### WHAT YOU NEED TO DO
Wherever a line holds the string "content", copy that line.

** Start of SUPPLIED ENTRIES **

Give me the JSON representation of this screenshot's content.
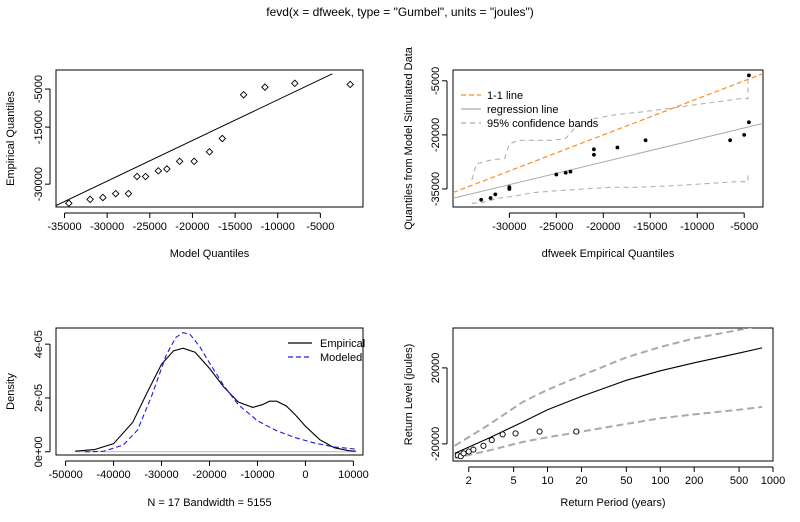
{
  "title": "fevd(x = dfweek, type = \"Gumbel\", units = \"joules\")",
  "colors": {
    "modeled": "#1a1ae6",
    "oneone": "#ff8c1a",
    "regression": "#aaaaaa",
    "bands": "#aaaaaa",
    "zero": "#bbbbbb"
  },
  "chart_data": [
    {
      "id": "qq1",
      "type": "scatter",
      "xlabel": "Model Quantiles",
      "ylabel": "Empirical Quantiles",
      "xlim": [
        -36000,
        0
      ],
      "ylim": [
        -36000,
        0
      ],
      "xticks": [
        -35000,
        -30000,
        -25000,
        -20000,
        -15000,
        -10000,
        -5000
      ],
      "yticks": [
        -5000,
        -15000,
        -30000
      ],
      "ytick_labels": [
        "-5000",
        "-15000",
        "-30000"
      ],
      "points": {
        "x": [
          -34500,
          -32000,
          -30500,
          -29000,
          -27500,
          -26500,
          -25500,
          -24000,
          -23000,
          -21500,
          -19800,
          -18000,
          -16500,
          -14000,
          -11500,
          -8000,
          -1500
        ],
        "y": [
          -35000,
          -34000,
          -33500,
          -32500,
          -32500,
          -28000,
          -28000,
          -26500,
          -26000,
          -24000,
          -24000,
          -21500,
          -18000,
          -6500,
          -4500,
          -3500,
          -3800
        ]
      },
      "line": {
        "x": [
          -36000,
          -3600
        ],
        "y": [
          -35600,
          -1000
        ]
      }
    },
    {
      "id": "qq2",
      "type": "scatter",
      "xlabel": "dfweek Empirical Quantiles",
      "ylabel": "Quantiles from Model Simulated Data",
      "xlim": [
        -36000,
        -3000
      ],
      "ylim": [
        -40000,
        -2000
      ],
      "xticks": [
        -30000,
        -25000,
        -20000,
        -15000,
        -10000,
        -5000
      ],
      "yticks": [
        -5000,
        -20000,
        -35000
      ],
      "ytick_labels": [
        "-5000",
        "-20000",
        "-35000"
      ],
      "legend": [
        "1-1 line",
        "regression line",
        "95% confidence bands"
      ],
      "points": {
        "x": [
          -33000,
          -32000,
          -31500,
          -30000,
          -30000,
          -25000,
          -24000,
          -23500,
          -21000,
          -21000,
          -18500,
          -15500,
          -6500,
          -5000,
          -4500,
          -4500
        ],
        "y": [
          -38000,
          -37500,
          -36500,
          -34500,
          -35000,
          -31000,
          -30500,
          -30200,
          -25500,
          -24000,
          -23500,
          -21500,
          -21500,
          -20000,
          -16500,
          -3500
        ]
      },
      "oneone": {
        "x": [
          -36000,
          -3000
        ],
        "y": [
          -36000,
          -3000
        ]
      },
      "regression": {
        "x": [
          -36000,
          -3000
        ],
        "y": [
          -37600,
          -16800
        ]
      },
      "band_upper": {
        "x": [
          -34000,
          -33500,
          -32000,
          -30500,
          -30000,
          -29000,
          -25500,
          -24000,
          -23000,
          -21500,
          -21000,
          -19000,
          -15500,
          -5500,
          -4600,
          -4600
        ],
        "y": [
          -32500,
          -28000,
          -27000,
          -26500,
          -22500,
          -21500,
          -21500,
          -21000,
          -18000,
          -16500,
          -15500,
          -14500,
          -13500,
          -10000,
          -10000,
          -4500
        ]
      },
      "band_lower": {
        "x": [
          -34000,
          -33000,
          -31000,
          -29500,
          -27500,
          -25000,
          -22000,
          -19000,
          -16000,
          -12000,
          -9000,
          -6000,
          -4600,
          -4600
        ],
        "y": [
          -39000,
          -38800,
          -37500,
          -37000,
          -36000,
          -35500,
          -35000,
          -34500,
          -34500,
          -34000,
          -33500,
          -33000,
          -33000,
          -30500
        ]
      }
    },
    {
      "id": "density",
      "type": "line",
      "ylabel": "Density",
      "xlabel": "N = 17   Bandwidth = 5155",
      "xlim": [
        -52000,
        12000
      ],
      "ylim": [
        -1.2e-06,
        4.6e-05
      ],
      "xticks": [
        -50000,
        -40000,
        -30000,
        -20000,
        -10000,
        0,
        10000
      ],
      "yticks": [
        0,
        2e-05,
        4e-05
      ],
      "ytick_labels": [
        "0e+00",
        "2e-05",
        "4e-05"
      ],
      "legend": [
        "Empirical",
        "Modeled"
      ],
      "series": [
        {
          "name": "Empirical",
          "x": [
            -48000,
            -44000,
            -40000,
            -36000,
            -33000,
            -30000,
            -27500,
            -25500,
            -23000,
            -20000,
            -17000,
            -14000,
            -11000,
            -9000,
            -7500,
            -6000,
            -4000,
            -2000,
            0,
            3000,
            6000,
            9000,
            10500
          ],
          "y": [
            2e-07,
            8e-07,
            3e-06,
            1.1e-05,
            2.2e-05,
            3.25e-05,
            3.75e-05,
            3.85e-05,
            3.7e-05,
            3.1e-05,
            2.4e-05,
            1.85e-05,
            1.65e-05,
            1.75e-05,
            1.88e-05,
            1.88e-05,
            1.7e-05,
            1.35e-05,
            9.5e-06,
            4.5e-06,
            1.5e-06,
            4e-07,
            2e-07
          ]
        },
        {
          "name": "Modeled",
          "x": [
            -46000,
            -42000,
            -38000,
            -35000,
            -32000,
            -29000,
            -27000,
            -25500,
            -24000,
            -22000,
            -20000,
            -17000,
            -14000,
            -10000,
            -6000,
            -2000,
            2000,
            6000,
            10500
          ],
          "y": [
            0,
            2e-07,
            2.5e-06,
            8e-06,
            2.1e-05,
            3.6e-05,
            4.25e-05,
            4.43e-05,
            4.35e-05,
            3.9e-05,
            3.3e-05,
            2.45e-05,
            1.75e-05,
            1.15e-05,
            7.8e-06,
            5.2e-06,
            3.2e-06,
            1.8e-06,
            1e-06
          ]
        }
      ]
    },
    {
      "id": "return",
      "type": "line",
      "xlabel": "Return Period (years)",
      "ylabel": "Return Level (joules)",
      "xscale": "log",
      "xlim": [
        1.45,
        1000
      ],
      "ylim": [
        -29000,
        41000
      ],
      "xticks": [
        2,
        5,
        10,
        20,
        50,
        100,
        200,
        500,
        1000
      ],
      "yticks": [
        20000,
        -20000
      ],
      "ytick_labels": [
        "20000",
        "-20000"
      ],
      "points": {
        "x": [
          1.6,
          1.7,
          1.8,
          2.0,
          2.2,
          2.7,
          3.2,
          4.0,
          5.2,
          8.5,
          18
        ],
        "y": [
          -26000,
          -26500,
          -25000,
          -24000,
          -23000,
          -21000,
          -18000,
          -15000,
          -14500,
          -13500,
          -13500
        ]
      },
      "center": {
        "x": [
          1.5,
          3,
          6,
          10,
          20,
          50,
          100,
          200,
          500,
          800
        ],
        "y": [
          -25000,
          -17000,
          -8500,
          -2000,
          5000,
          13500,
          18500,
          22700,
          27800,
          30500
        ]
      },
      "upper": {
        "x": [
          1.5,
          3,
          6,
          10,
          20,
          50,
          100,
          200,
          500,
          800
        ],
        "y": [
          -21000,
          -10000,
          2000,
          8500,
          16000,
          25500,
          31000,
          35500,
          40000,
          42500
        ]
      },
      "lower": {
        "x": [
          1.5,
          3,
          6,
          10,
          20,
          50,
          100,
          200,
          500,
          800
        ],
        "y": [
          -27500,
          -23500,
          -19000,
          -16500,
          -13500,
          -9500,
          -6500,
          -4500,
          -2000,
          -500
        ]
      }
    }
  ]
}
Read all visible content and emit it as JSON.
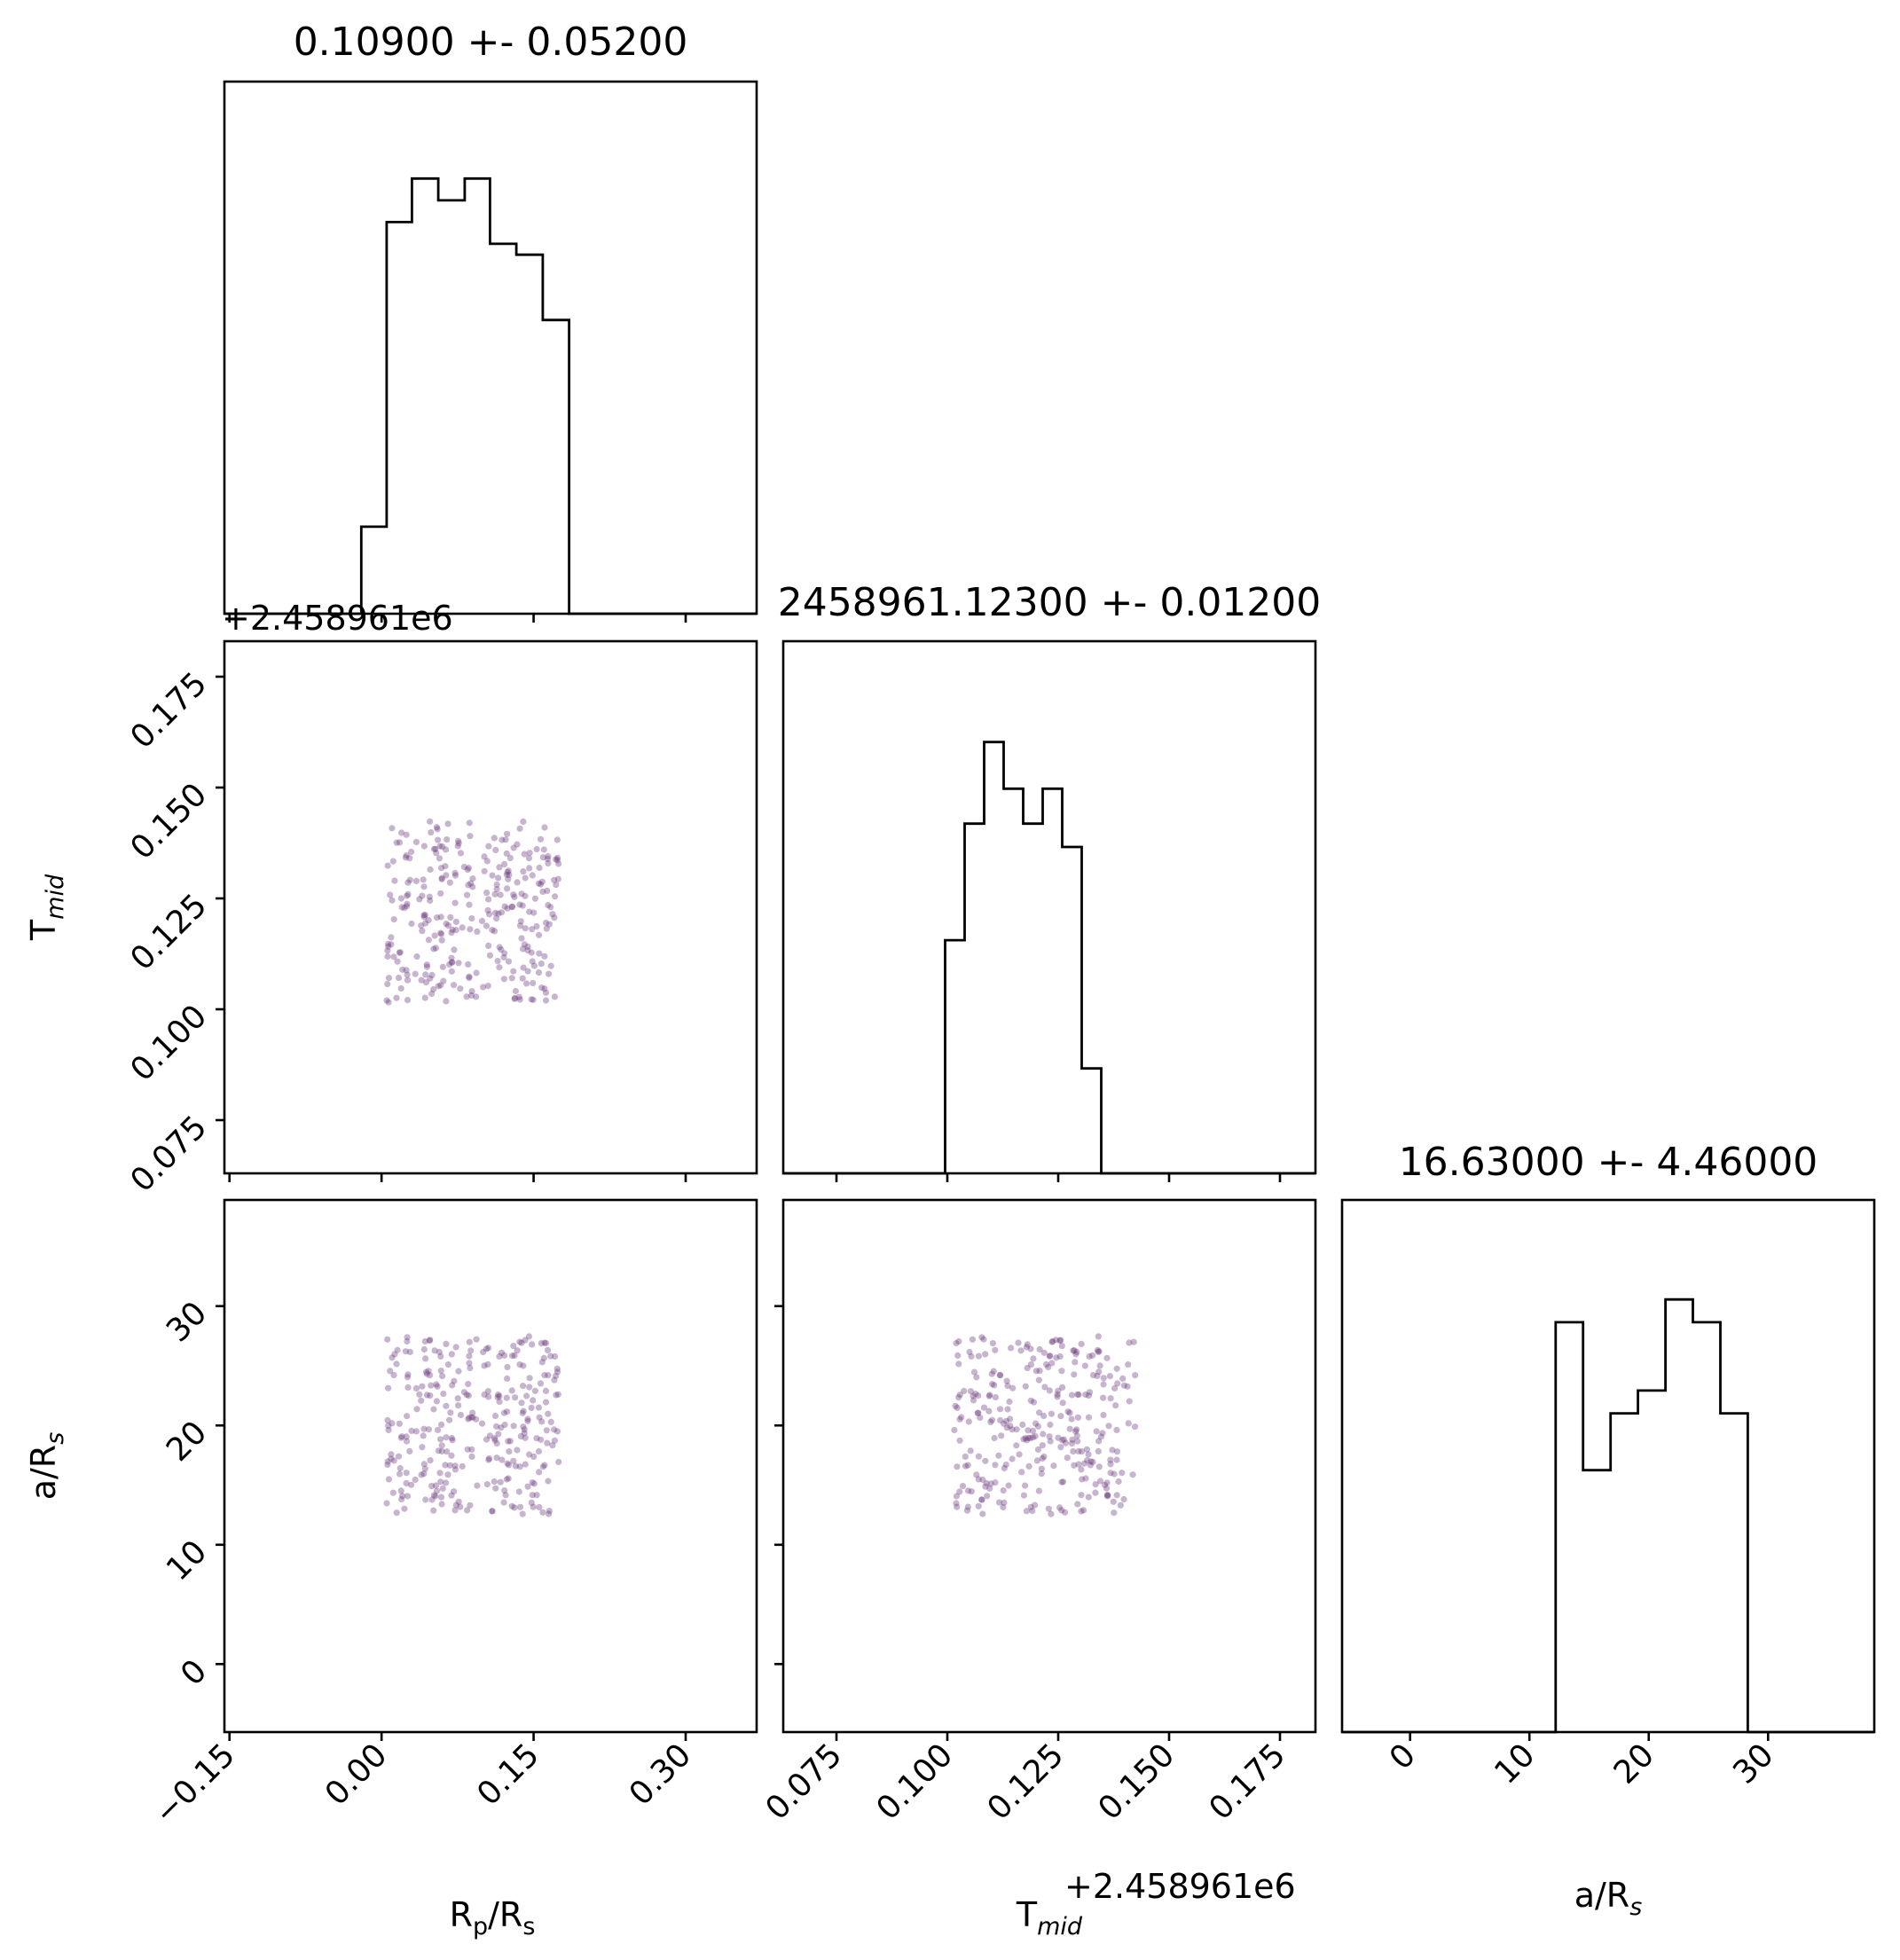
{
  "chart_data": {
    "type": "scatter",
    "layout": "corner-plot",
    "colors": {
      "points": "#6b3a7d",
      "lines": "#000000"
    },
    "params": [
      {
        "key": "rp",
        "label": "R",
        "label_sub": "p",
        "label_mid": "/R",
        "label_sub2": "s",
        "range": [
          -0.155,
          0.37
        ],
        "ticks": [
          -0.15,
          0.0,
          0.15,
          0.3
        ],
        "tick_labels": [
          "−0.15",
          "0.00",
          "0.15",
          "0.30"
        ]
      },
      {
        "key": "tmid",
        "label": "T",
        "label_sub": "mid",
        "label_mid": "",
        "label_sub2": "",
        "range": [
          0.063,
          0.183
        ],
        "ticks": [
          0.075,
          0.1,
          0.125,
          0.15,
          0.175
        ],
        "tick_labels": [
          "0.075",
          "0.100",
          "0.125",
          "0.150",
          "0.175"
        ],
        "offset_text": "+2.458961e6"
      },
      {
        "key": "ars",
        "label": "a/R",
        "label_sub": "s",
        "label_mid": "",
        "label_sub2": "",
        "range": [
          -5.7,
          38.9
        ],
        "ticks": [
          0,
          10,
          20,
          30
        ],
        "tick_labels": [
          "0",
          "10",
          "20",
          "30"
        ]
      }
    ],
    "titles": [
      "0.10900 +- 0.05200",
      "2458961.12300 +- 0.01200",
      "16.63000 +- 4.46000"
    ],
    "histograms": [
      {
        "param": "rp",
        "edges": [
          -0.155,
          0.0,
          0.0,
          0.02,
          0.02,
          0.04,
          0.04,
          0.06,
          0.06,
          0.08,
          0.08,
          0.1,
          0.1,
          0.12,
          0.12,
          0.14,
          0.14,
          0.165,
          0.165,
          0.37
        ],
        "bin_edges": [
          -0.155,
          -0.02,
          0.005,
          0.03,
          0.056,
          0.082,
          0.107,
          0.133,
          0.159,
          0.185,
          0.37
        ],
        "counts": [
          0,
          8,
          36,
          40,
          38,
          40,
          34,
          33,
          27,
          0
        ],
        "ymax": 45
      },
      {
        "param": "tmid",
        "bin_edges": [
          0.063,
          0.0995,
          0.1039,
          0.1083,
          0.1127,
          0.1171,
          0.1215,
          0.1259,
          0.1303,
          0.1347,
          0.1391,
          0.1435,
          0.1479,
          0.183
        ],
        "counts": [
          0,
          20,
          30,
          37,
          33,
          30,
          33,
          28,
          9,
          0,
          0,
          0,
          0
        ],
        "ymax": 42
      },
      {
        "param": "ars",
        "bin_edges": [
          -5.7,
          12.2,
          14.5,
          16.8,
          19.1,
          21.4,
          23.7,
          26.0,
          28.3,
          38.9
        ],
        "counts": [
          0,
          36,
          23,
          28,
          30,
          38,
          36,
          28,
          0
        ],
        "ymax": 43
      }
    ],
    "scatter_ranges": {
      "rp": [
        0.005,
        0.175
      ],
      "tmid": [
        0.1015,
        0.1425
      ],
      "ars": [
        12.5,
        27.5
      ]
    },
    "n_points": 300
  }
}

** End of SUPPLIED ENTRIES **

### RESULT OF THE EXERCISE
Give me the JSON representation of this screenshot's content.
Read all visible content and emit it as JSON.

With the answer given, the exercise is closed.